Excerpt from a dataset
......

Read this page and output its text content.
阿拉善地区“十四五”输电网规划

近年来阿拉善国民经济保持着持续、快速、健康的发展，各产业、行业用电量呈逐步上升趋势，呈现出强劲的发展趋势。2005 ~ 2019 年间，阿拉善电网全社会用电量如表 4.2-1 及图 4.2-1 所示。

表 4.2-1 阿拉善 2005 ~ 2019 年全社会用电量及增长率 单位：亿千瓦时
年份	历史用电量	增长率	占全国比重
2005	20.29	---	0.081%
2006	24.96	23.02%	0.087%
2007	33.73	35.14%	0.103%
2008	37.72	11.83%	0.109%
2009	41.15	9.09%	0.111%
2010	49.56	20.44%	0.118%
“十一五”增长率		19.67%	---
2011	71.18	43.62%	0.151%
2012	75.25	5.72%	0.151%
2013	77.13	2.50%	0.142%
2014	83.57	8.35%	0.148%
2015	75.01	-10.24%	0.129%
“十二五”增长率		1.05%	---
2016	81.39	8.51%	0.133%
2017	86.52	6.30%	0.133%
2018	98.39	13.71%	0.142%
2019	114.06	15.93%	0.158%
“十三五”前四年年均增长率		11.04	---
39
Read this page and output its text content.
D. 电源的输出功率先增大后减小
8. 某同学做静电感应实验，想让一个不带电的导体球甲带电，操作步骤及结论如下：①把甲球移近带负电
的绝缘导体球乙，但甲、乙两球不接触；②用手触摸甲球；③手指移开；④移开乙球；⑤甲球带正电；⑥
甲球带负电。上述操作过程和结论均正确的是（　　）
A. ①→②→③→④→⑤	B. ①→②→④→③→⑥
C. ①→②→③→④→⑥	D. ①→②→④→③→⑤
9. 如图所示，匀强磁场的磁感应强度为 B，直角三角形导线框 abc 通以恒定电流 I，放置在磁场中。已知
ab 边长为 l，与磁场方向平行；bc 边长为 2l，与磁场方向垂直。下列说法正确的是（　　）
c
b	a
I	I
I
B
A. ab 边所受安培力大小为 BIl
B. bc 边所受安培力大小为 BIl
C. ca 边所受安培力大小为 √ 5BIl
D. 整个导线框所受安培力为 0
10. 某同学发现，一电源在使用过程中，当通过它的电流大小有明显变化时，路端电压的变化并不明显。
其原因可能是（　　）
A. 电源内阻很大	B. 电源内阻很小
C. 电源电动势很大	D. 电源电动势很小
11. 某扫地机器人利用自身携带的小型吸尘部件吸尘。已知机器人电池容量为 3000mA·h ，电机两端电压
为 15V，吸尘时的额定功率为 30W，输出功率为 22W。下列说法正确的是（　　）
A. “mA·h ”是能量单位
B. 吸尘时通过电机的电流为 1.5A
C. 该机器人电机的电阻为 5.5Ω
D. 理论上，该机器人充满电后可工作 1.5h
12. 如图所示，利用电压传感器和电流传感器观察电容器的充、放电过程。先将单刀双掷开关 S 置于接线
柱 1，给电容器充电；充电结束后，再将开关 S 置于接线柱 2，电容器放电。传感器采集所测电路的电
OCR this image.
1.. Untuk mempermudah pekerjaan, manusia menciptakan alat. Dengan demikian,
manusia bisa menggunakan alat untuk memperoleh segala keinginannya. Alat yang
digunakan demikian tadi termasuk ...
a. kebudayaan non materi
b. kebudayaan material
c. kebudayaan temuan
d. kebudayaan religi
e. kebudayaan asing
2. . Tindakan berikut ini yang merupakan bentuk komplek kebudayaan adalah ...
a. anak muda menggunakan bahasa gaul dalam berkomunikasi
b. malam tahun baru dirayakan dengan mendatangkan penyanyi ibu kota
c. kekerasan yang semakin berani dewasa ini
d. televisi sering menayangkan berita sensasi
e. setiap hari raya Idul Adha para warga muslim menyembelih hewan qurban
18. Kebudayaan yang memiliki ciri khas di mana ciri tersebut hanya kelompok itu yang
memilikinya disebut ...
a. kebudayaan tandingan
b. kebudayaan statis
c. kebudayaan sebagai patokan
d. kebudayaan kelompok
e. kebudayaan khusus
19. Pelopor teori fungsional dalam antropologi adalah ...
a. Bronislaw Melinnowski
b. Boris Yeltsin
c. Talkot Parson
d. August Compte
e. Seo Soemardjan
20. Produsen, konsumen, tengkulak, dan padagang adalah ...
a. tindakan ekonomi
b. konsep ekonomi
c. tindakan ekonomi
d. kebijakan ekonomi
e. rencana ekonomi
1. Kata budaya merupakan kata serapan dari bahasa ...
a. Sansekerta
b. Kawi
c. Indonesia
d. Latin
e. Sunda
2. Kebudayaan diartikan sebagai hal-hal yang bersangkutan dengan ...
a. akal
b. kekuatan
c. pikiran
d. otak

......

EXERCISE INSTRUCTIONS
Retype the material in full. Each word must match.

ANSWER
Read this page and output its text content.
阿拉善地区“十四五”输电网规划

近年来阿拉善国民经济保持着持续、快速、健康的发展，各产业、行业用电量呈逐步上升趋势，呈现出强劲的发展趋势。2005 ~ 2019 年间，阿拉善电网全社会用电量如表 4.2-1 及图 4.2-1 所示。

表 4.2-1 阿拉善 2005 ~ 2019 年全社会用电量及增长率 单位：亿千瓦时
年份	历史用电量	增长率	占全国比重
2005	20.29	---	0.081%
2006	24.96	23.02%	0.087%
2007	33.73	35.14%	0.103%
2008	37.72	11.83%	0.109%
2009	41.15	9.09%	0.111%
2010	49.56	20.44%	0.118%
“十一五”增长率		19.67%	---
2011	71.18	43.62%	0.151%
2012	75.25	5.72%	0.151%
2013	77.13	2.50%	0.142%
2014	83.57	8.35%	0.148%
2015	75.01	-10.24%	0.129%
“十二五”增长率		1.05%	---
2016	81.39	8.51%	0.133%
2017	86.52	6.30%	0.133%
2018	98.39	13.71%	0.142%
2019	114.06	15.93%	0.158%
“十三五”前四年年均增长率		11.04	---
39
Read this page and output its text content.
D. 电源的输出功率先增大后减小
8. 某同学做静电感应实验，想让一个不带电的导体球甲带电，操作步骤及结论如下：①把甲球移近带负电
的绝缘导体球乙，但甲、乙两球不接触；②用手触摸甲球；③手指移开；④移开乙球；⑤甲球带正电；⑥
甲球带负电。上述操作过程和结论均正确的是（　　）
A. ①→②→③→④→⑤	B. ①→②→④→③→⑥
C. ①→②→③→④→⑥	D. ①→②→④→③→⑤
9. 如图所示，匀强磁场的磁感应强度为 B，直角三角形导线框 abc 通以恒定电流 I，放置在磁场中。已知
ab 边长为 l，与磁场方向平行；bc 边长为 2l，与磁场方向垂直。下列说法正确的是（　　）
c
b	a
I	I
I
B
A. ab 边所受安培力大小为 BIl
B. bc 边所受安培力大小为 BIl
C. ca 边所受安培力大小为 √ 5BIl
D. 整个导线框所受安培力为 0
10. 某同学发现，一电源在使用过程中，当通过它的电流大小有明显变化时，路端电压的变化并不明显。
其原因可能是（　　）
A. 电源内阻很大	B. 电源内阻很小
C. 电源电动势很大	D. 电源电动势很小
11. 某扫地机器人利用自身携带的小型吸尘部件吸尘。已知机器人电池容量为 3000mA·h ，电机两端电压
为 15V，吸尘时的额定功率为 30W，输出功率为 22W。下列说法正确的是（　　）
A. “mA·h ”是能量单位
B. 吸尘时通过电机的电流为 1.5A
C. 该机器人电机的电阻为 5.5Ω
D. 理论上，该机器人充满电后可工作 1.5h
12. 如图所示，利用电压传感器和电流传感器观察电容器的充、放电过程。先将单刀双掷开关 S 置于接线
柱 1，给电容器充电；充电结束后，再将开关 S 置于接线柱 2，电容器放电。传感器采集所测电路的电
OCR this image.
1.. Untuk mempermudah pekerjaan, manusia menciptakan alat. Dengan demikian,
manusia bisa menggunakan alat untuk memperoleh segala keinginannya. Alat yang
digunakan demikian tadi termasuk ...
a. kebudayaan non materi
b. kebudayaan material
c. kebudayaan temuan
d. kebudayaan religi
e. kebudayaan asing
2. . Tindakan berikut ini yang merupakan bentuk komplek kebudayaan adalah ...
a. anak muda menggunakan bahasa gaul dalam berkomunikasi
b. malam tahun baru dirayakan dengan mendatangkan penyanyi ibu kota
c. kekerasan yang semakin berani dewasa ini
d. televisi sering menayangkan berita sensasi
e. setiap hari raya Idul Adha para warga muslim menyembelih hewan qurban
18. Kebudayaan yang memiliki ciri khas di mana ciri tersebut hanya kelompok itu yang
memilikinya disebut ...
a. kebudayaan tandingan
b. kebudayaan statis
c. kebudayaan sebagai patokan
d. kebudayaan kelompok
e. kebudayaan khusus
19. Pelopor teori fungsional dalam antropologi adalah ...
a. Bronislaw Melinnowski
b. Boris Yeltsin
c. Talkot Parson
d. August Compte
e. Seo Soemardjan
20. Produsen, konsumen, tengkulak, dan padagang adalah ...
a. tindakan ekonomi
b. konsep ekonomi
c. tindakan ekonomi
d. kebijakan ekonomi
e. rencana ekonomi
1. Kata budaya merupakan kata serapan dari bahasa ...
a. Sansekerta
b. Kawi
c. Indonesia
d. Latin
e. Sunda
2. Kebudayaan diartikan sebagai hal-hal yang bersangkutan dengan ...
a. akal
b. kekuatan
c. pikiran
d. otak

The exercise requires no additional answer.